EXERCISE TASK :: Can the data below be echoed back word for word?
______
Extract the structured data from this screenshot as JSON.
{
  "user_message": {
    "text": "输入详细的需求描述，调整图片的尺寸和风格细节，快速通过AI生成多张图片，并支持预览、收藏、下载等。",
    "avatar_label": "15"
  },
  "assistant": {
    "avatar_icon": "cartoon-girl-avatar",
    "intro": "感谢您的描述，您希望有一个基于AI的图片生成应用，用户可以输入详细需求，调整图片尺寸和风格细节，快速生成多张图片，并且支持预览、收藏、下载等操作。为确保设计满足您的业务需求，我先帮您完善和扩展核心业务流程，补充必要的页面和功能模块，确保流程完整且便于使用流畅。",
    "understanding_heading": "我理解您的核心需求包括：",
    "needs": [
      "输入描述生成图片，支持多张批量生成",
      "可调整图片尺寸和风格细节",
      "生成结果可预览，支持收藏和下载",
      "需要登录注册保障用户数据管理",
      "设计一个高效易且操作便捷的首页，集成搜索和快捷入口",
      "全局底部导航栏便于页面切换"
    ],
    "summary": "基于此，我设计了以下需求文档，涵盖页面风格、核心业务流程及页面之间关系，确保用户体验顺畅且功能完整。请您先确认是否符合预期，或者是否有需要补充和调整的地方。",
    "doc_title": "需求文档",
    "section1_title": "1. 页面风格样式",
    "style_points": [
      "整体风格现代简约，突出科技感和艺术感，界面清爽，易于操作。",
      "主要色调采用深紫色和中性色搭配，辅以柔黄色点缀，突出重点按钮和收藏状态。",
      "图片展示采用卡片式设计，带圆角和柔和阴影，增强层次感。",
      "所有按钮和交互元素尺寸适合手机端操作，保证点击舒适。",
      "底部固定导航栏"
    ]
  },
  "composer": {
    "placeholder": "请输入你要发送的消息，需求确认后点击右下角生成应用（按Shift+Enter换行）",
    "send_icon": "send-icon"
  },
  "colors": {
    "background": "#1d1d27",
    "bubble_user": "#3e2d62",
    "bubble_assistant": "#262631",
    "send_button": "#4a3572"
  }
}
______
ANSWER FOR THIS EXERCISE ::
Extract the structured data from this screenshot as JSON.
{
  "user_message": {
    "text": "输入详细的需求描述，调整图片的尺寸和风格细节，快速通过AI生成多张图片，并支持预览、收藏、下载等。",
    "avatar_label": "15"
  },
  "assistant": {
    "avatar_icon": "cartoon-girl-avatar",
    "intro": "感谢您的描述，您希望有一个基于AI的图片生成应用，用户可以输入详细需求，调整图片尺寸和风格细节，快速生成多张图片，并且支持预览、收藏、下载等操作。为确保设计满足您的业务需求，我先帮您完善和扩展核心业务流程，补充必要的页面和功能模块，确保流程完整且便于使用流畅。",
    "understanding_heading": "我理解您的核心需求包括：",
    "needs": [
      "输入描述生成图片，支持多张批量生成",
      "可调整图片尺寸和风格细节",
      "生成结果可预览，支持收藏和下载",
      "需要登录注册保障用户数据管理",
      "设计一个高效易且操作便捷的首页，集成搜索和快捷入口",
      "全局底部导航栏便于页面切换"
    ],
    "summary": "基于此，我设计了以下需求文档，涵盖页面风格、核心业务流程及页面之间关系，确保用户体验顺畅且功能完整。请您先确认是否符合预期，或者是否有需要补充和调整的地方。",
    "doc_title": "需求文档",
    "section1_title": "1. 页面风格样式",
    "style_points": [
      "整体风格现代简约，突出科技感和艺术感，界面清爽，易于操作。",
      "主要色调采用深紫色和中性色搭配，辅以柔黄色点缀，突出重点按钮和收藏状态。",
      "图片展示采用卡片式设计，带圆角和柔和阴影，增强层次感。",
      "所有按钮和交互元素尺寸适合手机端操作，保证点击舒适。",
      "底部固定导航栏"
    ]
  },
  "composer": {
    "placeholder": "请输入你要发送的消息，需求确认后点击右下角生成应用（按Shift+Enter换行）",
    "send_icon": "send-icon"
  },
  "colors": {
    "background": "#1d1d27",
    "bubble_user": "#3e2d62",
    "bubble_assistant": "#262631",
    "send_button": "#4a3572"
  }
}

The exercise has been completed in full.